• What to work on:
Please give the data below again in full, exactly as it stands.
________________________________________
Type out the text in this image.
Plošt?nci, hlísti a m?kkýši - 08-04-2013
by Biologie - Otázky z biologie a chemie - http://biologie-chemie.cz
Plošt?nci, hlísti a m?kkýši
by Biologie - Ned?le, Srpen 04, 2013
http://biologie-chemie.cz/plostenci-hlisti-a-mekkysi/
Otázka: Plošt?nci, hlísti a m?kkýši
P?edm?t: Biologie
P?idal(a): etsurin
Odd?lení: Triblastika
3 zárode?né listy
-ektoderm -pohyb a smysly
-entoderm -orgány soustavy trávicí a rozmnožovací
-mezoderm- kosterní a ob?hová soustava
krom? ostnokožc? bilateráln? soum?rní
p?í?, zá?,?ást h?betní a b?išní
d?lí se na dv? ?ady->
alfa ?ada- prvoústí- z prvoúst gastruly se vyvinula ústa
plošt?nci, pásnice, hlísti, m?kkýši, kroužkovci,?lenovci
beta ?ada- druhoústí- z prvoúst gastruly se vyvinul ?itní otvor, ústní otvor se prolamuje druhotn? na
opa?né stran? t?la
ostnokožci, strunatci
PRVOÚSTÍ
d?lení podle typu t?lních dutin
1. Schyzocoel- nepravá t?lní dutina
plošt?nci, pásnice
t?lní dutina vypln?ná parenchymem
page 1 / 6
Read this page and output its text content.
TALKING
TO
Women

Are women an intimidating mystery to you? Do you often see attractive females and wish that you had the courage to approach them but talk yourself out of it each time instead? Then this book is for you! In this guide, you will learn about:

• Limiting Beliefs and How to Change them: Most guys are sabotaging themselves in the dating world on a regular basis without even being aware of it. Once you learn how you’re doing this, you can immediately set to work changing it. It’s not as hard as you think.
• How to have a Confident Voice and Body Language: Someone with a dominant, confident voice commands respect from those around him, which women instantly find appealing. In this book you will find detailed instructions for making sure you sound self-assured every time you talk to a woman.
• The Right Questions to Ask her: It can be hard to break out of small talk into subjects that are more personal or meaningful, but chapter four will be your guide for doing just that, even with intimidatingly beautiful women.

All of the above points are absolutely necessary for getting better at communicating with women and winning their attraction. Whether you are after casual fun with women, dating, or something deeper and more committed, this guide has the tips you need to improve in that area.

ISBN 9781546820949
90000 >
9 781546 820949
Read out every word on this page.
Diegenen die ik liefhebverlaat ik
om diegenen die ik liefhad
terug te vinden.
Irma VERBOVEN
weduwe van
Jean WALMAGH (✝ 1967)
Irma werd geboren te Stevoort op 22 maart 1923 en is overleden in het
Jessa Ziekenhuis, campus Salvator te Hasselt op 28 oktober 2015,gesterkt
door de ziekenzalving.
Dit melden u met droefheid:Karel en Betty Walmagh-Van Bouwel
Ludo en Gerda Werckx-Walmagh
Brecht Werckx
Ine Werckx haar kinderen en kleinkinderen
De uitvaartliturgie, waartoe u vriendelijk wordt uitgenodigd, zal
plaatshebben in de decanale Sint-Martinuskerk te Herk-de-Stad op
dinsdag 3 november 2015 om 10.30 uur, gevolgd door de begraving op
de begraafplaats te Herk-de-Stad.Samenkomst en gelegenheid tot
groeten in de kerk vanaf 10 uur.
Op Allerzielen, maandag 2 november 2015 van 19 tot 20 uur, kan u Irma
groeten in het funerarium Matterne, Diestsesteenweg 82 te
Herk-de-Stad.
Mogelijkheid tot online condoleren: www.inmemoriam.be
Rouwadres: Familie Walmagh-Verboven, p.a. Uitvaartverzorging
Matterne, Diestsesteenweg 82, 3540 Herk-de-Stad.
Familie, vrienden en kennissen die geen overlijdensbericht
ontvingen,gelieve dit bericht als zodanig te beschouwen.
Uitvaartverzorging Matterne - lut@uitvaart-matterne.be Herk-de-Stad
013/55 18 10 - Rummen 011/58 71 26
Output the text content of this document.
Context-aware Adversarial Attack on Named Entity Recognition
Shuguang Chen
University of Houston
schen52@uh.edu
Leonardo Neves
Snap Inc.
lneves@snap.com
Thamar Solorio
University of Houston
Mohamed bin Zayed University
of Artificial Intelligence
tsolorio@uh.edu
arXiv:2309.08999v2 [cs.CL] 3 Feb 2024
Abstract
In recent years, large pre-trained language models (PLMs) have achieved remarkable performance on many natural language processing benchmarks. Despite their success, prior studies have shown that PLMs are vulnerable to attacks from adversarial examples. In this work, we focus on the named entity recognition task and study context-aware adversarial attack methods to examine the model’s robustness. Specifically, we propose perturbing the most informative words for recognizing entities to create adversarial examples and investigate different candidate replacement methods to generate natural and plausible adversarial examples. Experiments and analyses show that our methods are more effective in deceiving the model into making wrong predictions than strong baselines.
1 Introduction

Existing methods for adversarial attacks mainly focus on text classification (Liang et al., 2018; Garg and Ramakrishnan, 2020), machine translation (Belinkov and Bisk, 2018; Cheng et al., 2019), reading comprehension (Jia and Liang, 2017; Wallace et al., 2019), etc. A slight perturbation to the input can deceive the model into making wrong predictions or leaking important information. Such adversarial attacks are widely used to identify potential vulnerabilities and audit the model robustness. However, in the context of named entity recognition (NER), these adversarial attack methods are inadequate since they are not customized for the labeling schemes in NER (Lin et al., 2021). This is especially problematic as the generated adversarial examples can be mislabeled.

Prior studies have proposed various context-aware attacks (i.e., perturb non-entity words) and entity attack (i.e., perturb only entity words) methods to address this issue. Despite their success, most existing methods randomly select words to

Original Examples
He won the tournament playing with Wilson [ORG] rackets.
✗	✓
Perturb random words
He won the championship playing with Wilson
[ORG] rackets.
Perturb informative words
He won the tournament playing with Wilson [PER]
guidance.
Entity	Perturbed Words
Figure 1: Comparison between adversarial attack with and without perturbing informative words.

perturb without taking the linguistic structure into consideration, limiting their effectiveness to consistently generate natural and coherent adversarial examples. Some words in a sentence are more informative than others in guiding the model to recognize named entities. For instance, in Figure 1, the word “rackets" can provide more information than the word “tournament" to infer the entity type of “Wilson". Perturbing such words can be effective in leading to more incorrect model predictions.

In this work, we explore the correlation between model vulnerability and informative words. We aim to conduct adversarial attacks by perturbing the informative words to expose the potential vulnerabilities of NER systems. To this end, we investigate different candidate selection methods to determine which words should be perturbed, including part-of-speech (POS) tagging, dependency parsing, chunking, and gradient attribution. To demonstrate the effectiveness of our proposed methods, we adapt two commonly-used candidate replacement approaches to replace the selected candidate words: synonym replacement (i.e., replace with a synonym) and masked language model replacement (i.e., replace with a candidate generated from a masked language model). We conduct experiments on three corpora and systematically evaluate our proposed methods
________________________________________
• Reply:
Type out the text in this image.
Plošt?nci, hlísti a m?kkýši - 08-04-2013
by Biologie - Otázky z biologie a chemie - http://biologie-chemie.cz
Plošt?nci, hlísti a m?kkýši
by Biologie - Ned?le, Srpen 04, 2013
http://biologie-chemie.cz/plostenci-hlisti-a-mekkysi/
Otázka: Plošt?nci, hlísti a m?kkýši
P?edm?t: Biologie
P?idal(a): etsurin
Odd?lení: Triblastika
3 zárode?né listy
-ektoderm -pohyb a smysly
-entoderm -orgány soustavy trávicí a rozmnožovací
-mezoderm- kosterní a ob?hová soustava
krom? ostnokožc? bilateráln? soum?rní
p?í?, zá?,?ást h?betní a b?išní
d?lí se na dv? ?ady->
alfa ?ada- prvoústí- z prvoúst gastruly se vyvinula ústa
plošt?nci, pásnice, hlísti, m?kkýši, kroužkovci,?lenovci
beta ?ada- druhoústí- z prvoúst gastruly se vyvinul ?itní otvor, ústní otvor se prolamuje druhotn? na
opa?né stran? t?la
ostnokožci, strunatci
PRVOÚSTÍ
d?lení podle typu t?lních dutin
1. Schyzocoel- nepravá t?lní dutina
plošt?nci, pásnice
t?lní dutina vypln?ná parenchymem
page 1 / 6
Read this page and output its text content.
TALKING
TO
Women

Are women an intimidating mystery to you? Do you often see attractive females and wish that you had the courage to approach them but talk yourself out of it each time instead? Then this book is for you! In this guide, you will learn about:

• Limiting Beliefs and How to Change them: Most guys are sabotaging themselves in the dating world on a regular basis without even being aware of it. Once you learn how you’re doing this, you can immediately set to work changing it. It’s not as hard as you think.
• How to have a Confident Voice and Body Language: Someone with a dominant, confident voice commands respect from those around him, which women instantly find appealing. In this book you will find detailed instructions for making sure you sound self-assured every time you talk to a woman.
• The Right Questions to Ask her: It can be hard to break out of small talk into subjects that are more personal or meaningful, but chapter four will be your guide for doing just that, even with intimidatingly beautiful women.

All of the above points are absolutely necessary for getting better at communicating with women and winning their attraction. Whether you are after casual fun with women, dating, or something deeper and more committed, this guide has the tips you need to improve in that area.

ISBN 9781546820949
90000 >
9 781546 820949
Read out every word on this page.
Diegenen die ik liefhebverlaat ik
om diegenen die ik liefhad
terug te vinden.
Irma VERBOVEN
weduwe van
Jean WALMAGH (✝ 1967)
Irma werd geboren te Stevoort op 22 maart 1923 en is overleden in het
Jessa Ziekenhuis, campus Salvator te Hasselt op 28 oktober 2015,gesterkt
door de ziekenzalving.
Dit melden u met droefheid:Karel en Betty Walmagh-Van Bouwel
Ludo en Gerda Werckx-Walmagh
Brecht Werckx
Ine Werckx haar kinderen en kleinkinderen
De uitvaartliturgie, waartoe u vriendelijk wordt uitgenodigd, zal
plaatshebben in de decanale Sint-Martinuskerk te Herk-de-Stad op
dinsdag 3 november 2015 om 10.30 uur, gevolgd door de begraving op
de begraafplaats te Herk-de-Stad.Samenkomst en gelegenheid tot
groeten in de kerk vanaf 10 uur.
Op Allerzielen, maandag 2 november 2015 van 19 tot 20 uur, kan u Irma
groeten in het funerarium Matterne, Diestsesteenweg 82 te
Herk-de-Stad.
Mogelijkheid tot online condoleren: www.inmemoriam.be
Rouwadres: Familie Walmagh-Verboven, p.a. Uitvaartverzorging
Matterne, Diestsesteenweg 82, 3540 Herk-de-Stad.
Familie, vrienden en kennissen die geen overlijdensbericht
ontvingen,gelieve dit bericht als zodanig te beschouwen.
Uitvaartverzorging Matterne - lut@uitvaart-matterne.be Herk-de-Stad
013/55 18 10 - Rummen 011/58 71 26
Output the text content of this document.
Context-aware Adversarial Attack on Named Entity Recognition
Shuguang Chen
University of Houston
schen52@uh.edu
Leonardo Neves
Snap Inc.
lneves@snap.com
Thamar Solorio
University of Houston
Mohamed bin Zayed University
of Artificial Intelligence
tsolorio@uh.edu
arXiv:2309.08999v2 [cs.CL] 3 Feb 2024
Abstract
In recent years, large pre-trained language models (PLMs) have achieved remarkable performance on many natural language processing benchmarks. Despite their success, prior studies have shown that PLMs are vulnerable to attacks from adversarial examples. In this work, we focus on the named entity recognition task and study context-aware adversarial attack methods to examine the model’s robustness. Specifically, we propose perturbing the most informative words for recognizing entities to create adversarial examples and investigate different candidate replacement methods to generate natural and plausible adversarial examples. Experiments and analyses show that our methods are more effective in deceiving the model into making wrong predictions than strong baselines.
1 Introduction

Existing methods for adversarial attacks mainly focus on text classification (Liang et al., 2018; Garg and Ramakrishnan, 2020), machine translation (Belinkov and Bisk, 2018; Cheng et al., 2019), reading comprehension (Jia and Liang, 2017; Wallace et al., 2019), etc. A slight perturbation to the input can deceive the model into making wrong predictions or leaking important information. Such adversarial attacks are widely used to identify potential vulnerabilities and audit the model robustness. However, in the context of named entity recognition (NER), these adversarial attack methods are inadequate since they are not customized for the labeling schemes in NER (Lin et al., 2021). This is especially problematic as the generated adversarial examples can be mislabeled.

Prior studies have proposed various context-aware attacks (i.e., perturb non-entity words) and entity attack (i.e., perturb only entity words) methods to address this issue. Despite their success, most existing methods randomly select words to

Original Examples
He won the tournament playing with Wilson [ORG] rackets.
✗	✓
Perturb random words
He won the championship playing with Wilson
[ORG] rackets.
Perturb informative words
He won the tournament playing with Wilson [PER]
guidance.
Entity	Perturbed Words
Figure 1: Comparison between adversarial attack with and without perturbing informative words.

perturb without taking the linguistic structure into consideration, limiting their effectiveness to consistently generate natural and coherent adversarial examples. Some words in a sentence are more informative than others in guiding the model to recognize named entities. For instance, in Figure 1, the word “rackets" can provide more information than the word “tournament" to infer the entity type of “Wilson". Perturbing such words can be effective in leading to more incorrect model predictions.

In this work, we explore the correlation between model vulnerability and informative words. We aim to conduct adversarial attacks by perturbing the informative words to expose the potential vulnerabilities of NER systems. To this end, we investigate different candidate selection methods to determine which words should be perturbed, including part-of-speech (POS) tagging, dependency parsing, chunking, and gradient attribution. To demonstrate the effectiveness of our proposed methods, we adapt two commonly-used candidate replacement approaches to replace the selected candidate words: synonym replacement (i.e., replace with a synonym) and masked language model replacement (i.e., replace with a candidate generated from a masked language model). We conduct experiments on three corpora and systematically evaluate our proposed methods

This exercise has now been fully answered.